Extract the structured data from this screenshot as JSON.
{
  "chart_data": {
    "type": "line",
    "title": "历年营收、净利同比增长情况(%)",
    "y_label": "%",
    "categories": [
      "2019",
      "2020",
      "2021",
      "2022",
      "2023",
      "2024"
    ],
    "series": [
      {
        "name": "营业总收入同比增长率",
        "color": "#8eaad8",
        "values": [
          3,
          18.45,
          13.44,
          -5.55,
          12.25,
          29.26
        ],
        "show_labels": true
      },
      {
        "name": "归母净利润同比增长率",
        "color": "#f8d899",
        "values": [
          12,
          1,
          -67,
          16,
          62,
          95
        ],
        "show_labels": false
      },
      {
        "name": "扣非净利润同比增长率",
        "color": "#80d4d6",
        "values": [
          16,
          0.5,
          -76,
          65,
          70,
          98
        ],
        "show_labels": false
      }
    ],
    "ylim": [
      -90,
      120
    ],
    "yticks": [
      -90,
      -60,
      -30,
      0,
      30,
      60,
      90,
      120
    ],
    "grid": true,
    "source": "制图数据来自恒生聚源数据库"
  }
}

____

◆ **WHAT YOU SHOULD DO**: Copy out every entry again, exactly as it was given.

◆ **WORKED SOLUTION**:
Extract the structured data from this screenshot as JSON.
{
  "chart_data": {
    "type": "line",
    "title": "历年营收、净利同比增长情况(%)",
    "y_label": "%",
    "categories": [
      "2019",
      "2020",
      "2021",
      "2022",
      "2023",
      "2024"
    ],
    "series": [
      {
        "name": "营业总收入同比增长率",
        "color": "#8eaad8",
        "values": [
          3,
          18.45,
          13.44,
          -5.55,
          12.25,
          29.26
        ],
        "show_labels": true
      },
      {
        "name": "归母净利润同比增长率",
        "color": "#f8d899",
        "values": [
          12,
          1,
          -67,
          16,
          62,
          95
        ],
        "show_labels": false
      },
      {
        "name": "扣非净利润同比增长率",
        "color": "#80d4d6",
        "values": [
          16,
          0.5,
          -76,
          65,
          70,
          98
        ],
        "show_labels": false
      }
    ],
    "ylim": [
      -90,
      120
    ],
    "yticks": [
      -90,
      -60,
      -30,
      0,
      30,
      60,
      90,
      120
    ],
    "grid": true,
    "source": "制图数据来自恒生聚源数据库"
  }
}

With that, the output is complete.